>> START MATERIAL FOR THE TASK

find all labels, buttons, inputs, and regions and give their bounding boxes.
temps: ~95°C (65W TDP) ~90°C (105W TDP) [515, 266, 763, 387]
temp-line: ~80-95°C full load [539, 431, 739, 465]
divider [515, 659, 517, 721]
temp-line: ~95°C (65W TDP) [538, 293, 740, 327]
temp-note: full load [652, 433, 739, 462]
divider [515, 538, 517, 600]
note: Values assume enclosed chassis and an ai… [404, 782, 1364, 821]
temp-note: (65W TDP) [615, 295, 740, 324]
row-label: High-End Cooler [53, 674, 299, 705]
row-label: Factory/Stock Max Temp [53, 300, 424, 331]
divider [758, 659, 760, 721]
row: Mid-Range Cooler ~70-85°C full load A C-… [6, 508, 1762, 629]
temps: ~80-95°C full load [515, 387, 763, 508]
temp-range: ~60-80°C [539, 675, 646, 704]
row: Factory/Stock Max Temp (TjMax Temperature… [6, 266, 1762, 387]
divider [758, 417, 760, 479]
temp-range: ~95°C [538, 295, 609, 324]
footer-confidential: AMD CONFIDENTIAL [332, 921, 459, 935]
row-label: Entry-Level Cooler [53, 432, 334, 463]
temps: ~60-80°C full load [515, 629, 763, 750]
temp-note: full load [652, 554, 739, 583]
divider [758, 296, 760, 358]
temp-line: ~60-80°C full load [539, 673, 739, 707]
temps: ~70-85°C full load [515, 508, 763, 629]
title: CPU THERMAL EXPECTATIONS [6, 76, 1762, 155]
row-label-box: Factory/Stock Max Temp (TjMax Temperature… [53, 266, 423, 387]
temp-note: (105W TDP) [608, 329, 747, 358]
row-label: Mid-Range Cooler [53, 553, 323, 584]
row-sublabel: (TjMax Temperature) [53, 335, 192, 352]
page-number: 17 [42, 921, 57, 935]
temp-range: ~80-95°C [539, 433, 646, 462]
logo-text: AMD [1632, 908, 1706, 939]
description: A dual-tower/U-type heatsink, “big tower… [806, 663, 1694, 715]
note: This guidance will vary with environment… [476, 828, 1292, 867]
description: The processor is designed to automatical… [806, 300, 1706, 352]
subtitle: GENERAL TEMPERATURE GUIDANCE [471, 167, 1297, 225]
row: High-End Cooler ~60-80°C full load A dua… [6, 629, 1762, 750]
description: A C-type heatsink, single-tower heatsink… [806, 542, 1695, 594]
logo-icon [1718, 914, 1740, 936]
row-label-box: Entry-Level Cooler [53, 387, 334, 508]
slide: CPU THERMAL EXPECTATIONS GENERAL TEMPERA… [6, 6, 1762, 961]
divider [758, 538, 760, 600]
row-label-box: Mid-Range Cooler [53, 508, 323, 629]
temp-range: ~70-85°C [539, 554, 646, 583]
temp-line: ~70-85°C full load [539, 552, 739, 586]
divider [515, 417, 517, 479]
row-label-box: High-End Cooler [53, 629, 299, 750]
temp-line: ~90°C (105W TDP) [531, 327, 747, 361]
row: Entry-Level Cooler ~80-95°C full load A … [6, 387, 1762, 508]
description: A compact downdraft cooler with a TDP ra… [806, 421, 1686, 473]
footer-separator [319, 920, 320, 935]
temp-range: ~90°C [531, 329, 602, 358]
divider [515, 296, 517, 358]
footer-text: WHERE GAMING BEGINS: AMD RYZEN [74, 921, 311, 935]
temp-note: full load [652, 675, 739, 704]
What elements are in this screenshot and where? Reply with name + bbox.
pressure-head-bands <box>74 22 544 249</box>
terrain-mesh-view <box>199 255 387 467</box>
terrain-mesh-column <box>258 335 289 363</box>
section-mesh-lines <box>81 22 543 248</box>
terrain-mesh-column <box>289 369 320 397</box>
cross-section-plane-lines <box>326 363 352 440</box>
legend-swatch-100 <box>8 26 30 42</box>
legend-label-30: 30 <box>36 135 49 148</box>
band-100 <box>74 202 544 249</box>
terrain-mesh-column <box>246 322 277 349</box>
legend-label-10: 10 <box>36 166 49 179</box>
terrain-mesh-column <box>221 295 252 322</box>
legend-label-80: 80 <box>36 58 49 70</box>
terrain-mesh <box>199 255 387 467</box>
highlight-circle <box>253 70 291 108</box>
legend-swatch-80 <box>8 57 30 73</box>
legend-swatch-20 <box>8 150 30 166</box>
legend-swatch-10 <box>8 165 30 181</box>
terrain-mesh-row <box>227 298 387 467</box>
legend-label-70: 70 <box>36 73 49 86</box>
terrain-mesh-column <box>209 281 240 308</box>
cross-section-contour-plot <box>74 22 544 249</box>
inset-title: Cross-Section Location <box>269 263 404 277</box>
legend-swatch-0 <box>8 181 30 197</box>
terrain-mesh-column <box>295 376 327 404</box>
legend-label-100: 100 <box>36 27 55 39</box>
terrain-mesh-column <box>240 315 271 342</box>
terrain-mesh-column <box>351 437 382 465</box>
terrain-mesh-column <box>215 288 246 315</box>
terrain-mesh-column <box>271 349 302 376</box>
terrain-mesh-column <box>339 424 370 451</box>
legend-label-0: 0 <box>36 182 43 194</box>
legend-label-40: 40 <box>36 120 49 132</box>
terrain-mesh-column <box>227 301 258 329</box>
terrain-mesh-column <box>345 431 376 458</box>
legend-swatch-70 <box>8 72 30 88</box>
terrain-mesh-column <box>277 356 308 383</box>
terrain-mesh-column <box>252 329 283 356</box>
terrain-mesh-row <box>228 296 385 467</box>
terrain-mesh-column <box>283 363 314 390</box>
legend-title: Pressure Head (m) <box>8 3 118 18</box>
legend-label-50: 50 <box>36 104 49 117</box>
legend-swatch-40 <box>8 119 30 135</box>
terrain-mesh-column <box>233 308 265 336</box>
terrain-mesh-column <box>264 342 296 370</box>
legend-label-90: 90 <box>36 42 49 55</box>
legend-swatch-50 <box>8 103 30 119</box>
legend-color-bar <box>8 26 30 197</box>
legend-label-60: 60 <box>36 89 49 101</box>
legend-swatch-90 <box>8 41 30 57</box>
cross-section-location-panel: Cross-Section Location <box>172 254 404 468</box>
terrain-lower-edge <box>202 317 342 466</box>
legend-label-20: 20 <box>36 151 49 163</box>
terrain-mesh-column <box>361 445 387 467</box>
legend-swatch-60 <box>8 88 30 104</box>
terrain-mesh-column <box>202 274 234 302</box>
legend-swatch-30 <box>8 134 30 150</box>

>> END MATERIAL FOR THE TASK

» **GIVEN EXERCISE**:
Identify each line above that contains the word "heatsink", and copy every one of those lines in full.

» **SOLUTION TO THIS TASK**:
description: A dual-tower/U-type heatsink, “big tower… [806, 663, 1694, 715]
description: A C-type heatsink, single-tower heatsink… [806, 542, 1695, 594]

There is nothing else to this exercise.